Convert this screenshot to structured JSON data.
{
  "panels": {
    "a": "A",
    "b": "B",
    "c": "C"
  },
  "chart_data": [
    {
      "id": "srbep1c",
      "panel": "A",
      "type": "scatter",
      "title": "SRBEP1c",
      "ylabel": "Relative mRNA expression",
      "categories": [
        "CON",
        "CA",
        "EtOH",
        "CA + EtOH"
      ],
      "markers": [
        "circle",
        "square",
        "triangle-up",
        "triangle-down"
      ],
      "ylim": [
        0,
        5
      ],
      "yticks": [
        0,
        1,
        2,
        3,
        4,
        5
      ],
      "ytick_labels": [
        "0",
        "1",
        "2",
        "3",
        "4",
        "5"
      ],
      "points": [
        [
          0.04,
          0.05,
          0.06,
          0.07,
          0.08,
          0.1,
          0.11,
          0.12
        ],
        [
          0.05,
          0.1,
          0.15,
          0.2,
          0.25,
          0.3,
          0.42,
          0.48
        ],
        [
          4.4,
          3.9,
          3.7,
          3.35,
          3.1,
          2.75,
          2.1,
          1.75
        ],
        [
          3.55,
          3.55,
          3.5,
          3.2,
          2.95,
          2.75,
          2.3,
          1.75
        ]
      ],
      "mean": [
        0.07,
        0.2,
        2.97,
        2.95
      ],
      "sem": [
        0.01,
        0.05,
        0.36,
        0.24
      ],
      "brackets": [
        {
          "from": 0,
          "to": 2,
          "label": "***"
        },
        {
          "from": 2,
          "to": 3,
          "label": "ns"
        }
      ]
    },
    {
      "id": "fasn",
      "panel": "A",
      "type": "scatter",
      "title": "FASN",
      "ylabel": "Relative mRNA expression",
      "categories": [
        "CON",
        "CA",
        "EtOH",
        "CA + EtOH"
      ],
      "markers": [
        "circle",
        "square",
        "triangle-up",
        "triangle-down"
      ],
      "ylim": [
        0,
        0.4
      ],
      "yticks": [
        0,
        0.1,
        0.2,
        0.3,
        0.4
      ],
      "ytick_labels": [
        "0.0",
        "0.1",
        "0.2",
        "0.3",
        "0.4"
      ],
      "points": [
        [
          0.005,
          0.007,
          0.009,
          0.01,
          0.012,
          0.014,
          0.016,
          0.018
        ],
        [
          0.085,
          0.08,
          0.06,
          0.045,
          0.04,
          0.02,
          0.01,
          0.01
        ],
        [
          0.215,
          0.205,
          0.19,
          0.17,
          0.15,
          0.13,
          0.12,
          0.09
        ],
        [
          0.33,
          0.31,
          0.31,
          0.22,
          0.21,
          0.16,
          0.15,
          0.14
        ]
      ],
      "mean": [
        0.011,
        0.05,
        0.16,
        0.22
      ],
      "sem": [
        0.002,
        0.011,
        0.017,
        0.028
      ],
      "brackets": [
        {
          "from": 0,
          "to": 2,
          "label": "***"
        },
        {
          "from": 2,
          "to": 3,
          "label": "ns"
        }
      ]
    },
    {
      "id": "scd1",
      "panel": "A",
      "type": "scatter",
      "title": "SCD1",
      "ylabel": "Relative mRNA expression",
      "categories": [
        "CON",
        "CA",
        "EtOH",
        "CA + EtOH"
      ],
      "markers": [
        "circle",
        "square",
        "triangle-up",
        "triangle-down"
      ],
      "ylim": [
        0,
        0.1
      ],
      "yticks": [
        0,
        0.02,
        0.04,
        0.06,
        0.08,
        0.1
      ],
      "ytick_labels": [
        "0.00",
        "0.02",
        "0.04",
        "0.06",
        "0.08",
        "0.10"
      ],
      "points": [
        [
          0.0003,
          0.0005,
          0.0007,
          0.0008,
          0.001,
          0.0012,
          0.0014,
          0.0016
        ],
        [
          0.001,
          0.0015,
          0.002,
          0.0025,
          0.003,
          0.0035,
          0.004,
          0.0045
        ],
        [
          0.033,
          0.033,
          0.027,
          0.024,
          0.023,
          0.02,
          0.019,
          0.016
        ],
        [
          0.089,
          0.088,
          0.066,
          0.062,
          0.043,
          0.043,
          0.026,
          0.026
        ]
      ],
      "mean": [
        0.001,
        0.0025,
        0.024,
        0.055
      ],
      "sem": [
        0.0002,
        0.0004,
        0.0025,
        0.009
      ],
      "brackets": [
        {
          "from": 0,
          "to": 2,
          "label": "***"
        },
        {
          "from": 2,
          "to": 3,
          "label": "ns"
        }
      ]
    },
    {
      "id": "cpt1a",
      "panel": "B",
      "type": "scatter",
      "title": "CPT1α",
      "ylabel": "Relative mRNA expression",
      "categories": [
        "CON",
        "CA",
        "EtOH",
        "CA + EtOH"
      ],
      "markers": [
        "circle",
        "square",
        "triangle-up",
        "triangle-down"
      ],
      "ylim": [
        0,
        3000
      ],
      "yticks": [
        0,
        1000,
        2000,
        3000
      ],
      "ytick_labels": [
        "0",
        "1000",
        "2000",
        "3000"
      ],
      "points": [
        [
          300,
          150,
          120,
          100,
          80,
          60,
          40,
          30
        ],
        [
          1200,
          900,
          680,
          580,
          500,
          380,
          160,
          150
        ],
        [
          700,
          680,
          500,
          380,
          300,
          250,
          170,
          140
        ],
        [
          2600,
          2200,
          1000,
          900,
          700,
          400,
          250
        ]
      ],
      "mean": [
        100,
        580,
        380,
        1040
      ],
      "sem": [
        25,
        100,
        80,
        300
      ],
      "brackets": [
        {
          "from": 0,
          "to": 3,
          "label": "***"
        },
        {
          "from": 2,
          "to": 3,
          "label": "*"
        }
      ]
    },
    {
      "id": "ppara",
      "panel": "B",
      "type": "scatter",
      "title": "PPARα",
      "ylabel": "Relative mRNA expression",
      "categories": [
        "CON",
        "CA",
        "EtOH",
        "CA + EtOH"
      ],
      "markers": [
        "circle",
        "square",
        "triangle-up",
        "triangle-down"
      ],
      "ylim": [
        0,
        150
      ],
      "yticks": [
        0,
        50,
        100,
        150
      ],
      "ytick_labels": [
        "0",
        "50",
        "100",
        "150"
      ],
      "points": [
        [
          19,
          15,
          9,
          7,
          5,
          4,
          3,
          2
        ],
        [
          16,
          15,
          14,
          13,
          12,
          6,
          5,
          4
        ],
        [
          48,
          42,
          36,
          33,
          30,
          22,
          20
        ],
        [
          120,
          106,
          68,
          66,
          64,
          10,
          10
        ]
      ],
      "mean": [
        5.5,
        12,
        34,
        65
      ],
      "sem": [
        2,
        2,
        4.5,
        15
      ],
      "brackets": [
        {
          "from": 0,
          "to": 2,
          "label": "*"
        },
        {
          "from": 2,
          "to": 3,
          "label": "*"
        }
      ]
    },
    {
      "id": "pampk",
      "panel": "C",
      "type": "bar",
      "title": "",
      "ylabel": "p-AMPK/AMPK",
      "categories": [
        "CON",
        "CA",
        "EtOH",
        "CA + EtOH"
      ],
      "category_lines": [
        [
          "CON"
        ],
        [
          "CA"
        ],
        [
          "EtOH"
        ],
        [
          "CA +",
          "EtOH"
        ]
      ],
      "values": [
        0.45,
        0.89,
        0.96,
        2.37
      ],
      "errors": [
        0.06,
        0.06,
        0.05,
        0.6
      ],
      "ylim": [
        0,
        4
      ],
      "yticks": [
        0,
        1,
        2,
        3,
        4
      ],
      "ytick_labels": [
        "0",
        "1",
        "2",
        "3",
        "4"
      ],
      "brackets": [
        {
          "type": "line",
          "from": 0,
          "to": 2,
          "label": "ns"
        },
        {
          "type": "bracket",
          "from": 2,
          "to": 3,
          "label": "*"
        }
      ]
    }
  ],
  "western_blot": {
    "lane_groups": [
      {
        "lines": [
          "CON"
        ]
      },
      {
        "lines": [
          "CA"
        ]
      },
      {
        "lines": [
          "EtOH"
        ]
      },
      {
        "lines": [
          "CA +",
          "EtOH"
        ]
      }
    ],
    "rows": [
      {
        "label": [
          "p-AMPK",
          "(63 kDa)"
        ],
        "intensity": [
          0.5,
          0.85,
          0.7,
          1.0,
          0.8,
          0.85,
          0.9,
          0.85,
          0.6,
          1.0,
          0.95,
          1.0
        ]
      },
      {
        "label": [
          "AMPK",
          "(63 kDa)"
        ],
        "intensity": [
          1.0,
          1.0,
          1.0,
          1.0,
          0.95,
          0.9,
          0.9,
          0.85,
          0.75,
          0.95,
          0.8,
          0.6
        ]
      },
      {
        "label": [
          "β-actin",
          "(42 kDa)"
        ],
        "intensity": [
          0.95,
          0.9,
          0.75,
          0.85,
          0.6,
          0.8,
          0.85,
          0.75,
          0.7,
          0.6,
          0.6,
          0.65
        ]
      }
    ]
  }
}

## What this task involves:
Which of the lines above contain "title"? Return them all.

## Your response:
      "title": "SRBEP1c",
      "title": "FASN",
      "title": "SCD1",
      "title": "CPT1α",
      "title": "PPARα",
      "title": "",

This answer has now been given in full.